Dataset records:

= = = = = = =

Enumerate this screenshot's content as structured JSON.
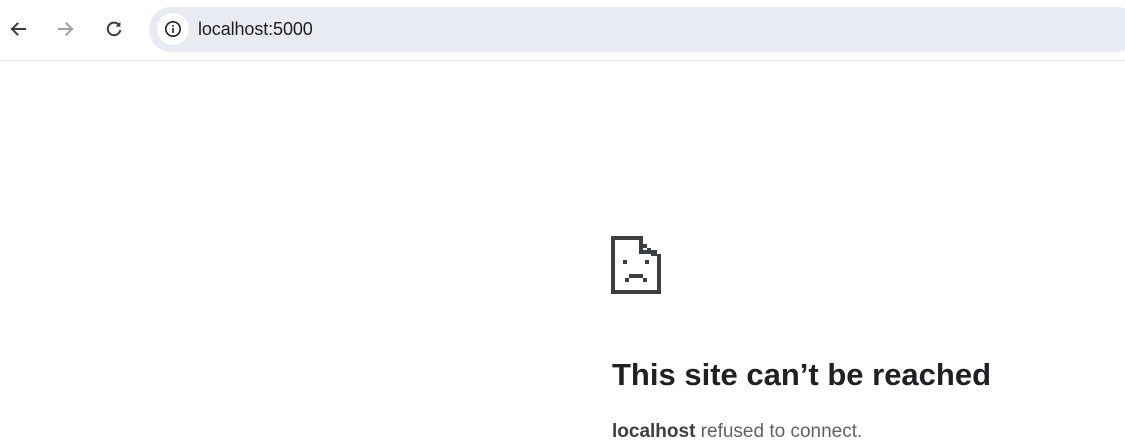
{
  "browser": {
    "nav": {
      "back_icon": "arrow-left-icon",
      "forward_icon": "arrow-right-icon",
      "reload_icon": "reload-icon"
    },
    "omnibox": {
      "info_icon": "info-icon",
      "url": "localhost:5000"
    }
  },
  "error_page": {
    "icon": "sad-document-icon",
    "title": "This site can’t be reached",
    "host": "localhost",
    "message": " refused to connect."
  },
  "colors": {
    "omnibox_bg": "#e9ebf3",
    "title_text": "#202124",
    "body_text": "#5f6368",
    "icon_disabled": "#9aa0a6"
  }
}
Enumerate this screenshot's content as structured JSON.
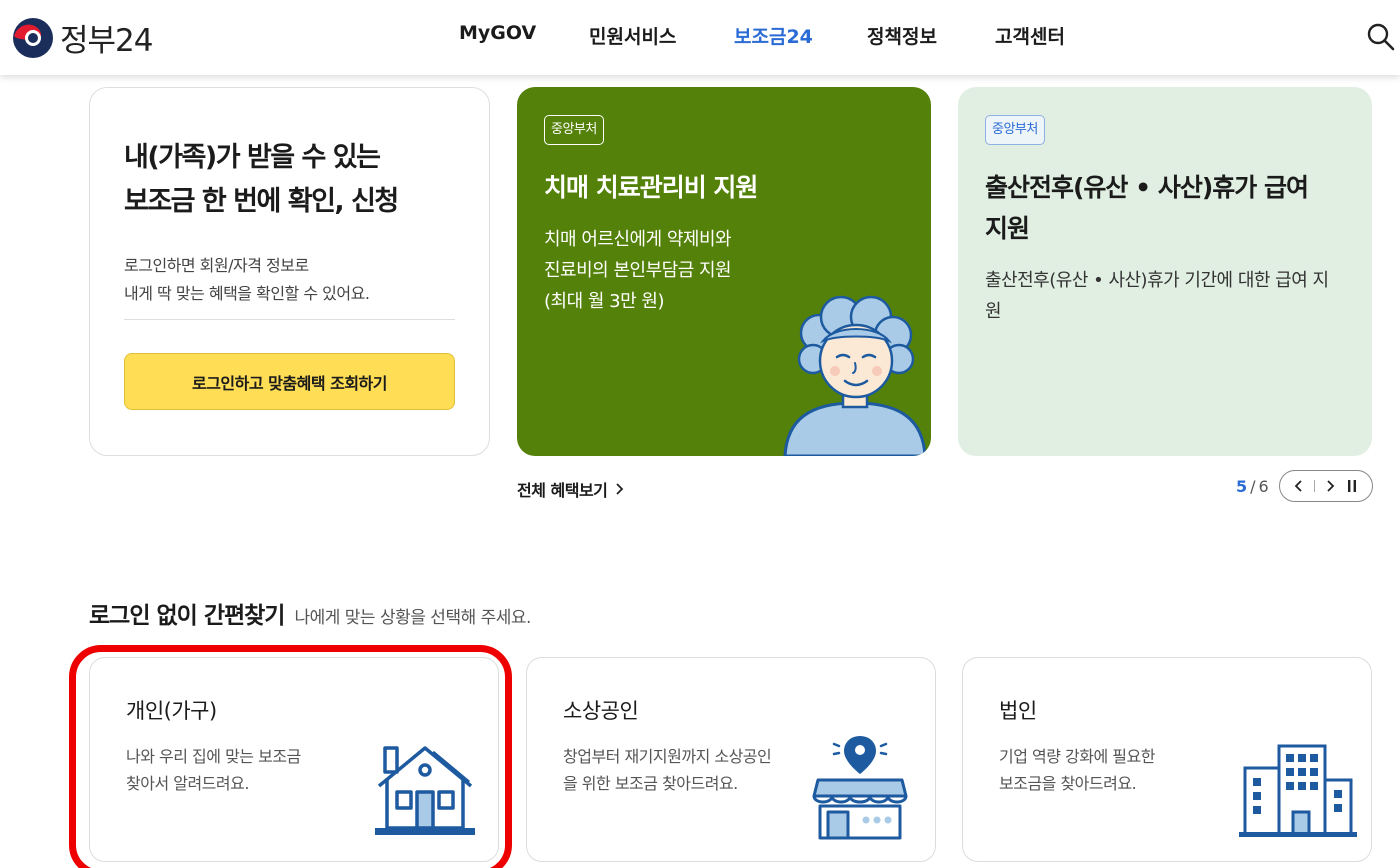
{
  "header": {
    "logo_text": "정부24",
    "nav": [
      "MyGOV",
      "민원서비스",
      "보조금24",
      "정책정보",
      "고객센터"
    ],
    "active_nav": "보조금24",
    "search_icon": "search-icon"
  },
  "intro_card": {
    "title_line1": "내(가족)가 받을 수 있는",
    "title_line2": "보조금 한 번에 확인, 신청",
    "desc_line1": "로그인하면 회원/자격 정보로",
    "desc_line2": "내게 딱 맞는 혜택을 확인할 수 있어요.",
    "button_label": "로그인하고 맞춤혜택 조회하기"
  },
  "slides": [
    {
      "badge": "중앙부처",
      "title": "치매 치료관리비 지원",
      "desc_lines": [
        "치매 어르신에게 약제비와",
        "진료비의 본인부담금 지원",
        "(최대 월 3만 원)"
      ],
      "bg_color": "#548109",
      "illustration": "elderly-woman-illustration"
    },
    {
      "badge": "중앙부처",
      "title_line1": "출산전후(유산 • 사산)휴가 급여",
      "title_line2": "지원",
      "desc_line1": "출산전후(유산 • 사산)휴가 기간에 대한 급여 지",
      "desc_line2": "원",
      "bg_color": "#e1efe3"
    }
  ],
  "more_link": "전체 혜택보기",
  "pager": {
    "current": "5",
    "separator": "/",
    "total": "6"
  },
  "section": {
    "title": "로그인 없이 간편찾기",
    "subtitle": "나에게 맞는 상황을 선택해 주세요."
  },
  "categories": [
    {
      "title": "개인(가구)",
      "desc_line1": "나와 우리 집에 맞는 보조금",
      "desc_line2": "찾아서 알려드려요.",
      "icon": "house-icon"
    },
    {
      "title": "소상공인",
      "desc_line1": "창업부터 재기지원까지 소상공인",
      "desc_line2": "을 위한 보조금 찾아드려요.",
      "icon": "store-icon"
    },
    {
      "title": "법인",
      "desc_line1": "기업 역량 강화에 필요한",
      "desc_line2": "보조금을 찾아드려요.",
      "icon": "building-icon"
    }
  ],
  "colors": {
    "accent_blue": "#2a6bd6",
    "button_yellow": "#ffdd54",
    "highlight_red": "#ee0000",
    "icon_blue": "#1d5aa0"
  }
}
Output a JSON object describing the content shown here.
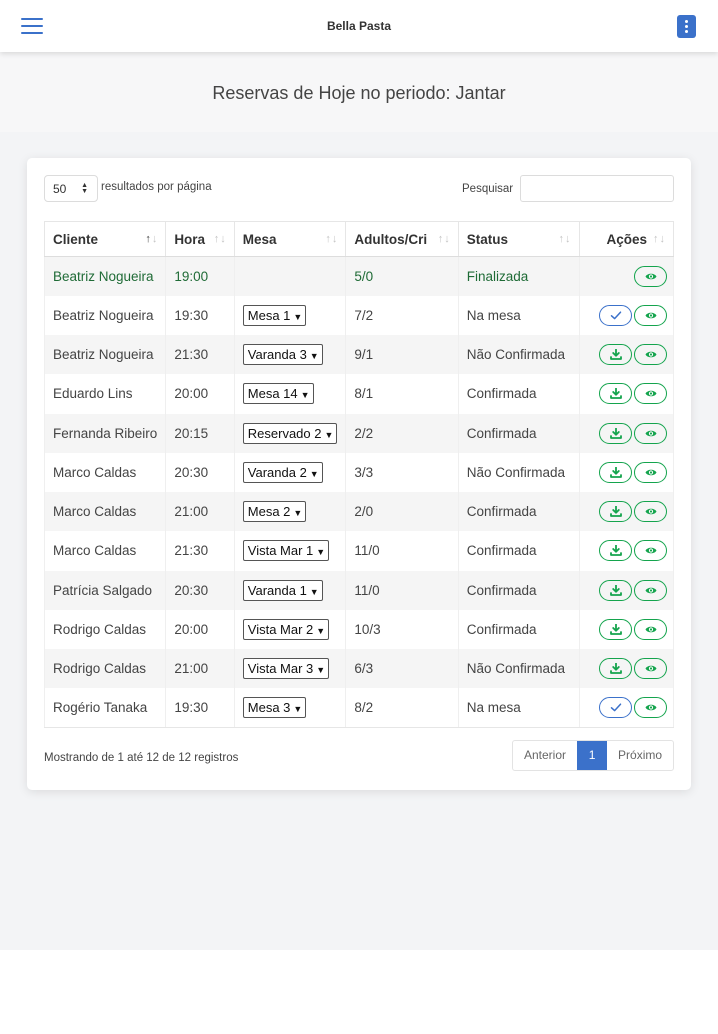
{
  "app": {
    "brand": "Bella Pasta",
    "menu_icon": "hamburger-menu-icon",
    "kebab_icon": "vertical-dots-icon"
  },
  "page": {
    "title": "Reservas de Hoje no periodo: Jantar"
  },
  "controls": {
    "per_page_value": "50",
    "per_page_label": "resultados por página",
    "search_label": "Pesquisar",
    "search_value": ""
  },
  "table": {
    "headers": {
      "cliente": "Cliente",
      "hora": "Hora",
      "mesa": "Mesa",
      "adultos": "Adultos/Cri",
      "status": "Status",
      "acoes": "Ações"
    },
    "rows": [
      {
        "cliente": "Beatriz Nogueira",
        "hora": "19:00",
        "mesa": "",
        "adultos": "5/0",
        "status": "Finalizada"
      },
      {
        "cliente": "Beatriz Nogueira",
        "hora": "19:30",
        "mesa": "Mesa 1",
        "adultos": "7/2",
        "status": "Na mesa"
      },
      {
        "cliente": "Beatriz Nogueira",
        "hora": "21:30",
        "mesa": "Varanda 3",
        "adultos": "9/1",
        "status": "Não Confirmada"
      },
      {
        "cliente": "Eduardo Lins",
        "hora": "20:00",
        "mesa": "Mesa 14",
        "adultos": "8/1",
        "status": "Confirmada"
      },
      {
        "cliente": "Fernanda Ribeiro",
        "hora": "20:15",
        "mesa": "Reservado 2",
        "adultos": "2/2",
        "status": "Confirmada"
      },
      {
        "cliente": "Marco Caldas",
        "hora": "20:30",
        "mesa": "Varanda 2",
        "adultos": "3/3",
        "status": "Não Confirmada"
      },
      {
        "cliente": "Marco Caldas",
        "hora": "21:00",
        "mesa": "Mesa 2",
        "adultos": "2/0",
        "status": "Confirmada"
      },
      {
        "cliente": "Marco Caldas",
        "hora": "21:30",
        "mesa": "Vista Mar 1",
        "adultos": "11/0",
        "status": "Confirmada"
      },
      {
        "cliente": "Patrícia Salgado",
        "hora": "20:30",
        "mesa": "Varanda 1",
        "adultos": "11/0",
        "status": "Confirmada"
      },
      {
        "cliente": "Rodrigo Caldas",
        "hora": "20:00",
        "mesa": "Vista Mar 2",
        "adultos": "10/3",
        "status": "Confirmada"
      },
      {
        "cliente": "Rodrigo Caldas",
        "hora": "21:00",
        "mesa": "Vista Mar 3",
        "adultos": "6/3",
        "status": "Não Confirmada"
      },
      {
        "cliente": "Rogério Tanaka",
        "hora": "19:30",
        "mesa": "Mesa 3",
        "adultos": "8/2",
        "status": "Na mesa"
      }
    ]
  },
  "footer": {
    "info": "Mostrando de 1 até 12 de 12 registros",
    "prev": "Anterior",
    "page": "1",
    "next": "Próximo"
  },
  "colors": {
    "primary": "#3b71ca",
    "success": "#14a44d",
    "finalized_text": "#1f6b36"
  }
}
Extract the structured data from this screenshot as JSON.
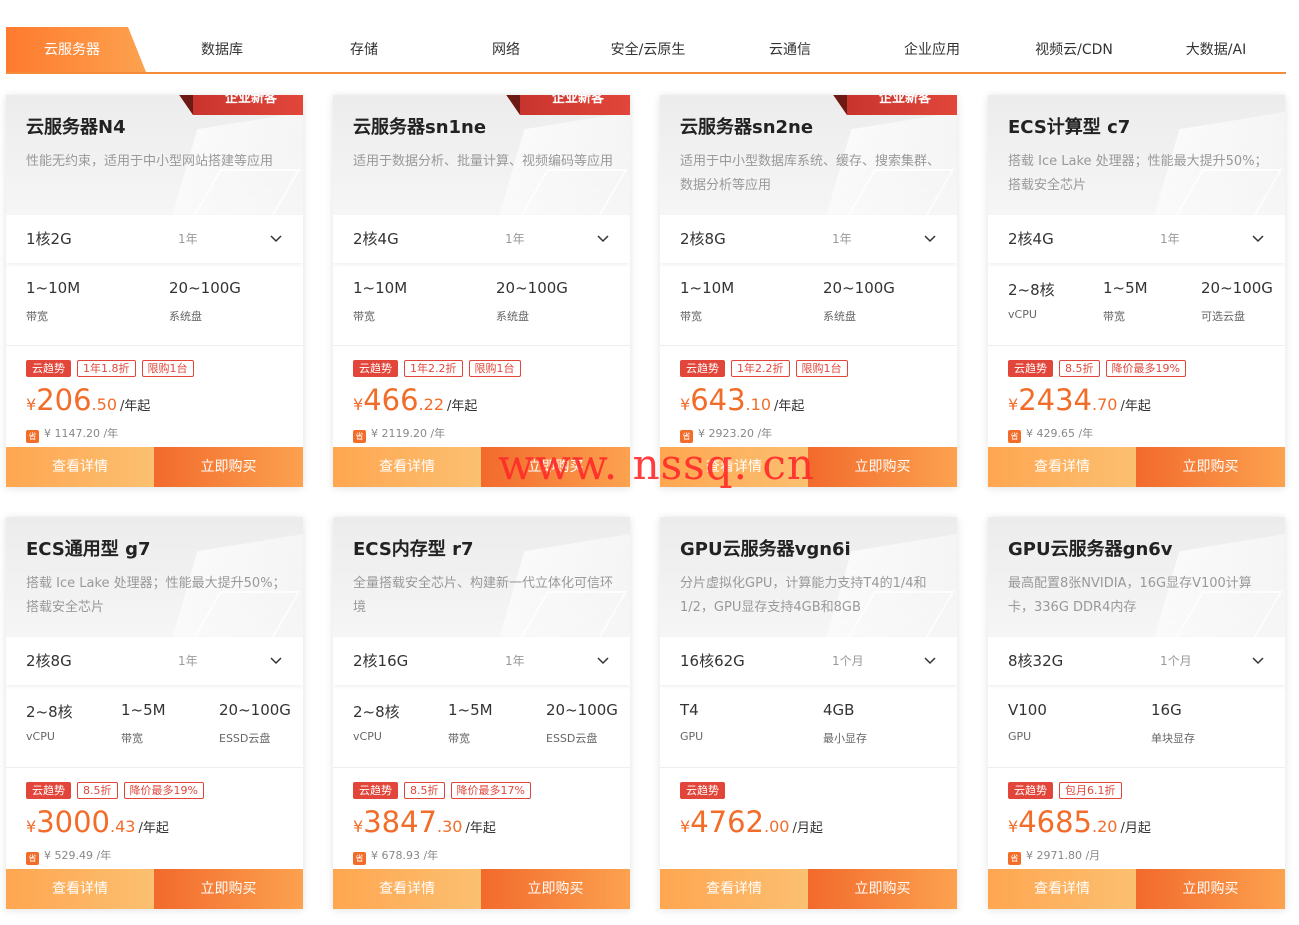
{
  "tabs": [
    {
      "label": "云服务器",
      "active": true
    },
    {
      "label": "数据库"
    },
    {
      "label": "存储"
    },
    {
      "label": "网络"
    },
    {
      "label": "安全/云原生"
    },
    {
      "label": "云通信"
    },
    {
      "label": "企业应用"
    },
    {
      "label": "视频云/CDN"
    },
    {
      "label": "大数据/AI"
    }
  ],
  "colors": {
    "accent": "#f26d2a",
    "ribbon": "#e2463a",
    "tag": "#e2463a"
  },
  "icons": {
    "dropdown": "chevron-down-icon",
    "save": "save-badge-icon"
  },
  "buttons": {
    "detail": "查看详情",
    "buy": "立即购买"
  },
  "watermark": "www. nssq. cn",
  "cards": [
    {
      "badge": "企业新客",
      "title": "云服务器N4",
      "desc": "性能无约束，适用于中小型网站搭建等应用",
      "spec": "1核2G",
      "duration": "1年",
      "params": [
        {
          "value": "1~10M",
          "label": "带宽"
        },
        {
          "value": "20~100G",
          "label": "系统盘"
        }
      ],
      "tags": [
        "云趋势",
        "1年1.8折",
        "限购1台"
      ],
      "price_int": "206",
      "price_dec": ".50",
      "price_unit": "/年起",
      "save_icon": "省",
      "orig_price": "¥ 1147.20 /年"
    },
    {
      "badge": "企业新客",
      "title": "云服务器sn1ne",
      "desc": "适用于数据分析、批量计算、视频编码等应用",
      "spec": "2核4G",
      "duration": "1年",
      "params": [
        {
          "value": "1~10M",
          "label": "带宽"
        },
        {
          "value": "20~100G",
          "label": "系统盘"
        }
      ],
      "tags": [
        "云趋势",
        "1年2.2折",
        "限购1台"
      ],
      "price_int": "466",
      "price_dec": ".22",
      "price_unit": "/年起",
      "save_icon": "省",
      "orig_price": "¥ 2119.20 /年"
    },
    {
      "badge": "企业新客",
      "title": "云服务器sn2ne",
      "desc": "适用于中小型数据库系统、缓存、搜索集群、数据分析等应用",
      "spec": "2核8G",
      "duration": "1年",
      "params": [
        {
          "value": "1~10M",
          "label": "带宽"
        },
        {
          "value": "20~100G",
          "label": "系统盘"
        }
      ],
      "tags": [
        "云趋势",
        "1年2.2折",
        "限购1台"
      ],
      "price_int": "643",
      "price_dec": ".10",
      "price_unit": "/年起",
      "save_icon": "省",
      "orig_price": "¥ 2923.20 /年"
    },
    {
      "badge": "",
      "title": "ECS计算型 c7",
      "desc": "搭载 Ice Lake 处理器；性能最大提升50%；搭载安全芯片",
      "spec": "2核4G",
      "duration": "1年",
      "params": [
        {
          "value": "2~8核",
          "label": "vCPU"
        },
        {
          "value": "1~5M",
          "label": "带宽"
        },
        {
          "value": "20~100G",
          "label": "可选云盘"
        }
      ],
      "tags": [
        "云趋势",
        "8.5折",
        "降价最多19%"
      ],
      "price_int": "2434",
      "price_dec": ".70",
      "price_unit": "/年起",
      "save_icon": "省",
      "orig_price": "¥ 429.65 /年"
    },
    {
      "badge": "",
      "title": "ECS通用型 g7",
      "desc": "搭载 Ice Lake 处理器；性能最大提升50%；搭载安全芯片",
      "spec": "2核8G",
      "duration": "1年",
      "params": [
        {
          "value": "2~8核",
          "label": "vCPU"
        },
        {
          "value": "1~5M",
          "label": "带宽"
        },
        {
          "value": "20~100G",
          "label": "ESSD云盘"
        }
      ],
      "tags": [
        "云趋势",
        "8.5折",
        "降价最多19%"
      ],
      "price_int": "3000",
      "price_dec": ".43",
      "price_unit": "/年起",
      "save_icon": "省",
      "orig_price": "¥ 529.49 /年"
    },
    {
      "badge": "",
      "title": "ECS内存型 r7",
      "desc": "全量搭载安全芯片、构建新一代立体化可信环境",
      "spec": "2核16G",
      "duration": "1年",
      "params": [
        {
          "value": "2~8核",
          "label": "vCPU"
        },
        {
          "value": "1~5M",
          "label": "带宽"
        },
        {
          "value": "20~100G",
          "label": "ESSD云盘"
        }
      ],
      "tags": [
        "云趋势",
        "8.5折",
        "降价最多17%"
      ],
      "price_int": "3847",
      "price_dec": ".30",
      "price_unit": "/年起",
      "save_icon": "省",
      "orig_price": "¥ 678.93 /年"
    },
    {
      "badge": "",
      "title": "GPU云服务器vgn6i",
      "desc": "分片虚拟化GPU，计算能力支持T4的1/4和1/2，GPU显存支持4GB和8GB",
      "spec": "16核62G",
      "duration": "1个月",
      "params": [
        {
          "value": "T4",
          "label": "GPU"
        },
        {
          "value": "4GB",
          "label": "最小显存"
        }
      ],
      "tags": [
        "云趋势"
      ],
      "price_int": "4762",
      "price_dec": ".00",
      "price_unit": "/月起",
      "save_icon": "",
      "orig_price": ""
    },
    {
      "badge": "",
      "title": "GPU云服务器gn6v",
      "desc": "最高配置8张NVIDIA，16G显存V100计算卡，336G DDR4内存",
      "spec": "8核32G",
      "duration": "1个月",
      "params": [
        {
          "value": "V100",
          "label": "GPU"
        },
        {
          "value": "16G",
          "label": "单块显存"
        }
      ],
      "tags": [
        "云趋势",
        "包月6.1折"
      ],
      "price_int": "4685",
      "price_dec": ".20",
      "price_unit": "/月起",
      "save_icon": "省",
      "orig_price": "¥ 2971.80 /月"
    }
  ]
}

= = = = = = =

→ **Your goal**: Go through the entries above and count the lines containing the word "spec"; give only that count.

→ **Written reply**: 8